*Document extract*.
-- begin --

Batch processing SVGs with DoIt and vpype

doit (a.k.a. PyDoIt) is a fantastic Python-based tool to automate repetitive workflows. It works particularly well alongside vpype to address mundane plotting-related tasks. This article explains in details how to automate an SVG optimisation and conversion workflow.

Most plotter workflows involve one or more repetitive steps which, when executed manually, take time, are boring, and possibly error-prone. Here are some examples that come to mind:

Optimizing SVGs using vpype’s linemerge reloop linesort linesimplify commands.
Converting SVGs into a format your plotter understands (e.g. HPGL, or G-code using vpype-gcode).
Splitting multi-layer SVGs into individual layers (e.g. if this is a requirement of your plotter for multi-colour plots).
Making a PNG version of SVGs for archival purposes.
Running the axicli command to plot an SVG with an Axidraw.
Uploading optimised files to the computer/server/Raspberry Pi in control of your plotter.
Etc.

-- end --

*Tasks*.
1. Update the article on batch processing SVGs from "Most plotter workflows" to "with an Axidraw.", replacing "plotter" with "pen plotter".
2. Answer these questions using the article on batch processing SVGs:
(a) What programming language is doit based on?
(b) Which vpype commands does the article list for optimizing SVGs?
(c) Which command runs a plot of an SVG with an Axidraw?

*Data section*.
-- begin --

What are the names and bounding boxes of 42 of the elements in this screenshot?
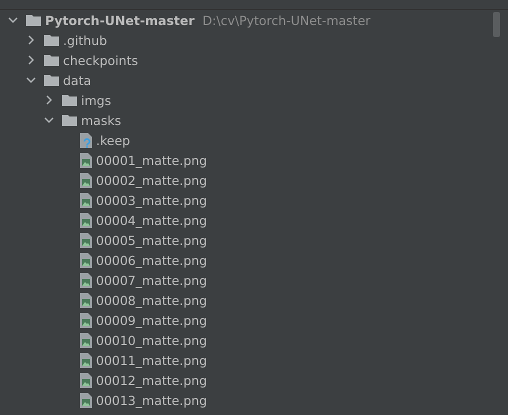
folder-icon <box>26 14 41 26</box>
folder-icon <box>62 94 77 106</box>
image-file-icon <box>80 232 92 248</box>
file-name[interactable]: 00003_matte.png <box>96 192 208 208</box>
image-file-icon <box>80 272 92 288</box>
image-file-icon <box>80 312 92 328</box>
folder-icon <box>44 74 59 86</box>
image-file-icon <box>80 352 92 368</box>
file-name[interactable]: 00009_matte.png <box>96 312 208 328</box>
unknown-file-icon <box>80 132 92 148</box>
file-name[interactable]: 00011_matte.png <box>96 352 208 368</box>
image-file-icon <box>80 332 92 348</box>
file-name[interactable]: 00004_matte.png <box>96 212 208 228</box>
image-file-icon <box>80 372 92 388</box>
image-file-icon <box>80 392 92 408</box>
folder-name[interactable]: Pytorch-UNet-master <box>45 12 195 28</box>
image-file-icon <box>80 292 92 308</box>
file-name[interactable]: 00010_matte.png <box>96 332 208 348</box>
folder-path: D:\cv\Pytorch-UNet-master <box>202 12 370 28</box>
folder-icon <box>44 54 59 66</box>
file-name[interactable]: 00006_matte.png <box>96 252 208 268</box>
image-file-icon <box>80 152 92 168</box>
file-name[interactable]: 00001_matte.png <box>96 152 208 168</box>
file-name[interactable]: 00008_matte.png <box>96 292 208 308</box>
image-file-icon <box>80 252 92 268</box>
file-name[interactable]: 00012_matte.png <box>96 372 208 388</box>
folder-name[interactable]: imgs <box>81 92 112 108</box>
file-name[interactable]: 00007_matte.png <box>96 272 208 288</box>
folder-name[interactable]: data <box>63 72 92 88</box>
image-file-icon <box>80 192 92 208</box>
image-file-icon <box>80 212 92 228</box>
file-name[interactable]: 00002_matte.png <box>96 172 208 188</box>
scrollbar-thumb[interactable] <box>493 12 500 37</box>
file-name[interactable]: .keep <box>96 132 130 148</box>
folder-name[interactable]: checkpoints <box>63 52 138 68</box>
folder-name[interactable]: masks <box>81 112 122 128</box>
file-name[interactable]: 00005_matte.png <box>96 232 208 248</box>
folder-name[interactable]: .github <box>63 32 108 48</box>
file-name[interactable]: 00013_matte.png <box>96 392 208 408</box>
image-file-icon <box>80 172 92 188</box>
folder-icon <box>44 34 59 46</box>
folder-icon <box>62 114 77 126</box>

-- end --

*Solutions per task*.
1.
Most pen plotter workflows involve one or more repetitive steps which, when executed manually, take time, are boring, and possibly error-prone. Here are some examples that come to mind:

Optimizing SVGs using vpype’s linemerge reloop linesort linesimplify commands.
Converting SVGs into a format your pen plotter understands (e.g. HPGL, or G-code using vpype-gcode).
Splitting multi-layer SVGs into individual layers (e.g. if this is a requirement of your pen plotter for multi-colour plots).
Making a PNG version of SVGs for archival purposes.
Running the axicli command to plot an SVG with an Axidraw.

2.
(a) Python.
(b) linemerge, reloop, linesort and linesimplify.
(c) axicli.